● **Activity**: Look down the entries below and report how many lines hold the string "mAFP"; write nothing else.

● **Extracted entries**:
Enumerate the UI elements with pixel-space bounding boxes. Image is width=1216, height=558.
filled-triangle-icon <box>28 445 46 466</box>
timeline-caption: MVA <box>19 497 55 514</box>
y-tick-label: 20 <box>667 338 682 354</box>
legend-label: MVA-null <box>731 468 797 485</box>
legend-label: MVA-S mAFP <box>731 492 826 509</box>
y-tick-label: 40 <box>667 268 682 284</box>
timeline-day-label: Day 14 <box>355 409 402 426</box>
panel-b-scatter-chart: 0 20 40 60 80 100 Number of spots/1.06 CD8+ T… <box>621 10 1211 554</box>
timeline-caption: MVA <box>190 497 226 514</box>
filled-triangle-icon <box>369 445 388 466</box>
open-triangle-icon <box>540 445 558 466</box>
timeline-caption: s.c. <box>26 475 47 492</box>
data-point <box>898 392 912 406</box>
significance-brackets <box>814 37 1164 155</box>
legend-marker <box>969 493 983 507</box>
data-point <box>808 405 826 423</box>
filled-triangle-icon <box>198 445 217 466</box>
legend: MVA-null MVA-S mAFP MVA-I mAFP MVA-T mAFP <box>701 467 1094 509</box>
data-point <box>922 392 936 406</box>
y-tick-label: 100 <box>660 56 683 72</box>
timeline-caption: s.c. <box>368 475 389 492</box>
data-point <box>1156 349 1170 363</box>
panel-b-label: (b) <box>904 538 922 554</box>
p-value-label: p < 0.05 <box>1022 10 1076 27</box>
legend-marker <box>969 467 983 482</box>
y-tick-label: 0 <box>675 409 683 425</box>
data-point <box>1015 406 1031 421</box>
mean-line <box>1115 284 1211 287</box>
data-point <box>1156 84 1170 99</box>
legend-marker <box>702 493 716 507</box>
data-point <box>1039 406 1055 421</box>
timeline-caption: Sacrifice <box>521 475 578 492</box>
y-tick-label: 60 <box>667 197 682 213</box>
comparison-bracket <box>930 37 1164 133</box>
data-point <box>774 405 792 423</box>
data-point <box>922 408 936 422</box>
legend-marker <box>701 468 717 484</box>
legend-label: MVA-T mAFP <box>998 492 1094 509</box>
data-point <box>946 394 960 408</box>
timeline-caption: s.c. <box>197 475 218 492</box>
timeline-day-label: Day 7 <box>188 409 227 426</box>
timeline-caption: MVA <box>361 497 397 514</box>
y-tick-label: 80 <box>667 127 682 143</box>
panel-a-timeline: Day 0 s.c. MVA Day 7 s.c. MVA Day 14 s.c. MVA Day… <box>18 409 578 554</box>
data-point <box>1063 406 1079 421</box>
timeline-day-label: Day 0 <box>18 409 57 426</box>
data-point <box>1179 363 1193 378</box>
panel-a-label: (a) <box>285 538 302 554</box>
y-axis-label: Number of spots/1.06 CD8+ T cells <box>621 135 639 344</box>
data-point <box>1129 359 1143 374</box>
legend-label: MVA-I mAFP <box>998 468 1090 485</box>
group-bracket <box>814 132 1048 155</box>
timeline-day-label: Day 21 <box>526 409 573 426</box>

● **Result of the task**: 4